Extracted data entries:
·····

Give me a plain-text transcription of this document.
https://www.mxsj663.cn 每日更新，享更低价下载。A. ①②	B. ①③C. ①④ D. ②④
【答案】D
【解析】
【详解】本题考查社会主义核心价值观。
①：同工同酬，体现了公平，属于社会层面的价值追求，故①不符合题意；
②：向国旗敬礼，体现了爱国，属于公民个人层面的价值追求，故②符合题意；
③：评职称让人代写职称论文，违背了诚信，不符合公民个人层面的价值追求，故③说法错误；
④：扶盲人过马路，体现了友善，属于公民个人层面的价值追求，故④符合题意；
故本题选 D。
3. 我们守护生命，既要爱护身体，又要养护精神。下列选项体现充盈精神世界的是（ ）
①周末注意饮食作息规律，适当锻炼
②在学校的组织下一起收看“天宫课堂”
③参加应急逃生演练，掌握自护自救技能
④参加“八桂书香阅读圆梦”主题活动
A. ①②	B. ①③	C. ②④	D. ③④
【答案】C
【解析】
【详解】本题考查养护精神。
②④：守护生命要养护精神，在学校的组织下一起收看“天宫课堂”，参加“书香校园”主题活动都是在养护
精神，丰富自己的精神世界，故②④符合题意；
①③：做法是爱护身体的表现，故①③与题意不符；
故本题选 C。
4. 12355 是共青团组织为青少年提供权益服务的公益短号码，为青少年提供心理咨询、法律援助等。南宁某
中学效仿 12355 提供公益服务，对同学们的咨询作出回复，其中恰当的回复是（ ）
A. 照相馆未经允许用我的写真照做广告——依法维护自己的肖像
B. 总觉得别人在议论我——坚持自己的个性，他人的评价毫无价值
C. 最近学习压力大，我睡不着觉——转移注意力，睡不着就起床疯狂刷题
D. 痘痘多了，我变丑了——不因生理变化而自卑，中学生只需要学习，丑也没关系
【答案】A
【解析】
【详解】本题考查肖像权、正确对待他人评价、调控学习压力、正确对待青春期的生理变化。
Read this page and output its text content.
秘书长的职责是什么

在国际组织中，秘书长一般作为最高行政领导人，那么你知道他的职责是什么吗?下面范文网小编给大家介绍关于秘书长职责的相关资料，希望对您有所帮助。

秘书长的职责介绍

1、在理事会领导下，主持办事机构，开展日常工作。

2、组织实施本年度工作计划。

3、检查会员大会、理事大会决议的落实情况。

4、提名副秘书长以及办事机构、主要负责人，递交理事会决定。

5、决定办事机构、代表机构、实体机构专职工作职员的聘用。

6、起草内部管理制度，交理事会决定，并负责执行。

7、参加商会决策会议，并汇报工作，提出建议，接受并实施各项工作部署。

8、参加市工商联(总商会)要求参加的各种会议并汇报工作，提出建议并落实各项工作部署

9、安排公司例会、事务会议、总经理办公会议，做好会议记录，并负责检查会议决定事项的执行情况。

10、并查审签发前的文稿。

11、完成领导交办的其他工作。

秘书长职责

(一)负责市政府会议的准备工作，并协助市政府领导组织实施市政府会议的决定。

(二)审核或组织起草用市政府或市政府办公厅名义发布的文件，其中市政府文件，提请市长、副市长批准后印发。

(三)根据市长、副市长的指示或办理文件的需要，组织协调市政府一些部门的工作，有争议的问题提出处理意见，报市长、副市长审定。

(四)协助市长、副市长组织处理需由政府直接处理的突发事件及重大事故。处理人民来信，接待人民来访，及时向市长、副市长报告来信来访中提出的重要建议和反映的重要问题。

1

·····

Above are the records. Identify each line that contains the word "this".

Give me a plain-text transcription of this document.
Read this page and output its text content.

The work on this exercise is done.